-- start of STORED ROWS --

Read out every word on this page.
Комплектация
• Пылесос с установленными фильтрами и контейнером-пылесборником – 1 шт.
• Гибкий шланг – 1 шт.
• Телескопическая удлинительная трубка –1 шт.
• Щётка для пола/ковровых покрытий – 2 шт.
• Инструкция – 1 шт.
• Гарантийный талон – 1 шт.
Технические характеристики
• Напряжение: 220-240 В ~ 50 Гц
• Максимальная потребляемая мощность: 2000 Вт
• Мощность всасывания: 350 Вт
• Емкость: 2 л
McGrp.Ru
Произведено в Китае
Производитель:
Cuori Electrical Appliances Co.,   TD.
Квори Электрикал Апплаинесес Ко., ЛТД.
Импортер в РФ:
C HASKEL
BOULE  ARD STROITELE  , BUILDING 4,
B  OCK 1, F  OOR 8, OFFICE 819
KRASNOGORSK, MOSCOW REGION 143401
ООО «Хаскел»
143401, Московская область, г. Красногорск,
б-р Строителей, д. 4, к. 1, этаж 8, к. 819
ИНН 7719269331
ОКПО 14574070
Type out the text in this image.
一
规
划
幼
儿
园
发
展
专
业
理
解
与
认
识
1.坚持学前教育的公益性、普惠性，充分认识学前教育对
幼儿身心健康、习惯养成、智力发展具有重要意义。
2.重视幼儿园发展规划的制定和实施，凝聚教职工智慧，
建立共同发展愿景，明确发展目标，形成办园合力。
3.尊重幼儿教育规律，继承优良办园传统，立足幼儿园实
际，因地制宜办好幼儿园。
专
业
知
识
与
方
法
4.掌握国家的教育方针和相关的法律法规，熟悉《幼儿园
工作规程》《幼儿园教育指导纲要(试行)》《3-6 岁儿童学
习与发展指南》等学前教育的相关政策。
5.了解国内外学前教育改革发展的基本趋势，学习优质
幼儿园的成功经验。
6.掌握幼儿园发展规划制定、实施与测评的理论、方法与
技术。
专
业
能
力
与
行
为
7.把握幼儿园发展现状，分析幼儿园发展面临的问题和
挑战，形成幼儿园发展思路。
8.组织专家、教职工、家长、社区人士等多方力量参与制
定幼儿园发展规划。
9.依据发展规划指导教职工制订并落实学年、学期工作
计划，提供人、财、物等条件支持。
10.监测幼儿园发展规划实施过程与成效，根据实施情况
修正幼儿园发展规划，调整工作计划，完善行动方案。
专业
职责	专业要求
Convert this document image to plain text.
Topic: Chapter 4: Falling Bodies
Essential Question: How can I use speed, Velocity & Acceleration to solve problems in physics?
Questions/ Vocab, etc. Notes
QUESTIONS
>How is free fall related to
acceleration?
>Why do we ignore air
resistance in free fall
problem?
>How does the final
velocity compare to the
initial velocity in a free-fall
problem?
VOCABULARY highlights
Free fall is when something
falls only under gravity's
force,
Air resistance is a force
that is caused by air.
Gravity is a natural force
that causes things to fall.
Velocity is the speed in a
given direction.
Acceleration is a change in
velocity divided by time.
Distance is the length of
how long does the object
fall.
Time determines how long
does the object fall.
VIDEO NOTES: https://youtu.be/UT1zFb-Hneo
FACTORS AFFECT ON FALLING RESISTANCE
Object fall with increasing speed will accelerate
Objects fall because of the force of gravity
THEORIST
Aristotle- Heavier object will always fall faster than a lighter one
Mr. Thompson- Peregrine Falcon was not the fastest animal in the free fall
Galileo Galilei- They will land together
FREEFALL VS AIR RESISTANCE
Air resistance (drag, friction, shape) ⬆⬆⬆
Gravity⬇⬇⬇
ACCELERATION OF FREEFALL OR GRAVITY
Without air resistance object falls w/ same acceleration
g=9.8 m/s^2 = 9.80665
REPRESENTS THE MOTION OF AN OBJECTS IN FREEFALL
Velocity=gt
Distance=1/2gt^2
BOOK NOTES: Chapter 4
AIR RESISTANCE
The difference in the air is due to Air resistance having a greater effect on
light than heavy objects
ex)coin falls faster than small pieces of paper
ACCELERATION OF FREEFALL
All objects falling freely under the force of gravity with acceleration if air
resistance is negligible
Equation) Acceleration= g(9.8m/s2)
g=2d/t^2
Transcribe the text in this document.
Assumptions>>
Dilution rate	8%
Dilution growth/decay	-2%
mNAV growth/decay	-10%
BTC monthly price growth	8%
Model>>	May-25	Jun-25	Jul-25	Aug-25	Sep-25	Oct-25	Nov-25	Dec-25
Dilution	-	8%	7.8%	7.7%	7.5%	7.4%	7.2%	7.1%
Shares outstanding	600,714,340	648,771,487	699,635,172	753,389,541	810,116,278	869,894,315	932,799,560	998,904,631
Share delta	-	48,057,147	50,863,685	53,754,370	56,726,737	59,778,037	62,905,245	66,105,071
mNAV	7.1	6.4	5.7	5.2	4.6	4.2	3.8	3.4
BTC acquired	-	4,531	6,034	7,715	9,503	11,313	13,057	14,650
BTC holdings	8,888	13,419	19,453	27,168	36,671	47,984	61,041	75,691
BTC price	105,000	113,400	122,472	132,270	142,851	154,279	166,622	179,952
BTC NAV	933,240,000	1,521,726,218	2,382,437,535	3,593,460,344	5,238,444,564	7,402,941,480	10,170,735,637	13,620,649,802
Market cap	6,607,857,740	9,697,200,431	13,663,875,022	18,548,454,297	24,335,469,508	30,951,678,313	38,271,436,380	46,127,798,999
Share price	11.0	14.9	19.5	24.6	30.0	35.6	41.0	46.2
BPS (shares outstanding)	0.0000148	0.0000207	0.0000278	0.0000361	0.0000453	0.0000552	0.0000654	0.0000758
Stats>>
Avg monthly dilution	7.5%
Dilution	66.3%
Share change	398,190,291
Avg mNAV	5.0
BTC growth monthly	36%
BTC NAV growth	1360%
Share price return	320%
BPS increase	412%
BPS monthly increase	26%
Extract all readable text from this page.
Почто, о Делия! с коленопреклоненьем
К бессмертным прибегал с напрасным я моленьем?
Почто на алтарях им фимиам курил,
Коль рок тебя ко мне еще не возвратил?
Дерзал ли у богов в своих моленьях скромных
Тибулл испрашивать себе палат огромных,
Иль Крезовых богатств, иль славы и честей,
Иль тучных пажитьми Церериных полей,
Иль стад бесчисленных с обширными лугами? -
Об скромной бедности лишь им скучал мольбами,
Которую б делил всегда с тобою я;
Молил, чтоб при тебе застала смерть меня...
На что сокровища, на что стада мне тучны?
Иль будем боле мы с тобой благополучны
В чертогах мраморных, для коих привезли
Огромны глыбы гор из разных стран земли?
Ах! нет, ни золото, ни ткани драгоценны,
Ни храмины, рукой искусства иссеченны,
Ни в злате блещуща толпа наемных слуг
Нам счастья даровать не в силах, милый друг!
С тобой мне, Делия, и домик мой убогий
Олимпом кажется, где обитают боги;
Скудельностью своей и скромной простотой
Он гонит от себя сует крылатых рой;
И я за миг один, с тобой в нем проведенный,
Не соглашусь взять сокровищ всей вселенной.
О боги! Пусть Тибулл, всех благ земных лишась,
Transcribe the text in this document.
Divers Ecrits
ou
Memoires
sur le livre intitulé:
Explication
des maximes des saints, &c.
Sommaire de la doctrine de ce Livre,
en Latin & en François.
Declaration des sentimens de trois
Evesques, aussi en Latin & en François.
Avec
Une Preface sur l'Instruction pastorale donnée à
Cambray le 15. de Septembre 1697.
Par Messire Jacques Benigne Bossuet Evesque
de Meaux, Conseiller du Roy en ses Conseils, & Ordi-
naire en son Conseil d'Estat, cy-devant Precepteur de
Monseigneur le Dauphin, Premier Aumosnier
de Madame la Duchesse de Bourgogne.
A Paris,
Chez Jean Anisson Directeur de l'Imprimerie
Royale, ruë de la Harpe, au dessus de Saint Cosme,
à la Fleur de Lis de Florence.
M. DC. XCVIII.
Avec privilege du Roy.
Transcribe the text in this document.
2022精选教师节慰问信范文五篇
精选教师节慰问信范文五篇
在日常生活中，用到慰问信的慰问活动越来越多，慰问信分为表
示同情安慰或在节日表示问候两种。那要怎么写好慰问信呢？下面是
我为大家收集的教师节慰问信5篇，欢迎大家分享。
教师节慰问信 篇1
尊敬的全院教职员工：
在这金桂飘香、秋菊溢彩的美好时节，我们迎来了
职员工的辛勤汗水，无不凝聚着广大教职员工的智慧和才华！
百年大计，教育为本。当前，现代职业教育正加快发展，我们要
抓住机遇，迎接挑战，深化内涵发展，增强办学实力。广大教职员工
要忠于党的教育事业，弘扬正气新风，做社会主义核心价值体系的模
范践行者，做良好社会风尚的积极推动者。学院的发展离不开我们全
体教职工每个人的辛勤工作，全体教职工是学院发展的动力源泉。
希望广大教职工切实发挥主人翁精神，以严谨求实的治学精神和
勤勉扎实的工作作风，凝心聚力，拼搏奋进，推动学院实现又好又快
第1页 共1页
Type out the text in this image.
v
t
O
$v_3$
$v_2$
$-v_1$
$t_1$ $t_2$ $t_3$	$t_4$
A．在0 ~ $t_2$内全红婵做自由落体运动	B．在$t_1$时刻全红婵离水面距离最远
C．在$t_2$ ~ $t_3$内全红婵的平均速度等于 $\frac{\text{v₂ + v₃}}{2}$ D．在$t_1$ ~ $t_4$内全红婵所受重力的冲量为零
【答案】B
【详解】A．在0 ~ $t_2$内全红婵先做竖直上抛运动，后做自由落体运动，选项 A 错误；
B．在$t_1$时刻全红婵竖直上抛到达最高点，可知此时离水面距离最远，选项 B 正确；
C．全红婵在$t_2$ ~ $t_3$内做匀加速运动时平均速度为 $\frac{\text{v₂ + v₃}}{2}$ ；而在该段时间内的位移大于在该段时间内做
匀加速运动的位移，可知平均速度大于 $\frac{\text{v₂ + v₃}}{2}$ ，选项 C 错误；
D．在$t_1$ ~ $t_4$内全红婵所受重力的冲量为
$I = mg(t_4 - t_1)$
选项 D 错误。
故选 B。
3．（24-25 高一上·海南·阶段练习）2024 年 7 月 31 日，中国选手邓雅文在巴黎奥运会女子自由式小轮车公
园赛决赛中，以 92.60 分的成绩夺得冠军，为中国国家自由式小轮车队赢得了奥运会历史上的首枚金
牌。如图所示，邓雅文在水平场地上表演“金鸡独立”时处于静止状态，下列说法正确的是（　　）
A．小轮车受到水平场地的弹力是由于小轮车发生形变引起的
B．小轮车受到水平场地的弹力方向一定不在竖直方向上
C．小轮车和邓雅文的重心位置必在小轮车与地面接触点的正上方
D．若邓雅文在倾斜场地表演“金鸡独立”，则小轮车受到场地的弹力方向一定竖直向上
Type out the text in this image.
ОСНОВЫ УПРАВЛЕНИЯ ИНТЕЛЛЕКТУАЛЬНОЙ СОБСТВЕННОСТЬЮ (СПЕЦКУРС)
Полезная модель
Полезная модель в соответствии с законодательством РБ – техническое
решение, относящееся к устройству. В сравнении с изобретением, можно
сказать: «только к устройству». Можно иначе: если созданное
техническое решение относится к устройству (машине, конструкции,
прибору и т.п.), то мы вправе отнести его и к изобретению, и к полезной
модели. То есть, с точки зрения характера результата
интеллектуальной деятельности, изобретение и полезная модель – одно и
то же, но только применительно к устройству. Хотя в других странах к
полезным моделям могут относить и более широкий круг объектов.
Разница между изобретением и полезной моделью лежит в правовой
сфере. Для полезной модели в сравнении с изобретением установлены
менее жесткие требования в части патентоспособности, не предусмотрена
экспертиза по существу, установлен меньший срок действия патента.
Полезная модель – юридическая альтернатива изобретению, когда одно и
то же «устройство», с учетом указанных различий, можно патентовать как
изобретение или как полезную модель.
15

-- end of STORED ROWS --

TASK PROMPT:
State how many lines in the entries above include the word "that"; reply with the number alone.

ANSWER:
2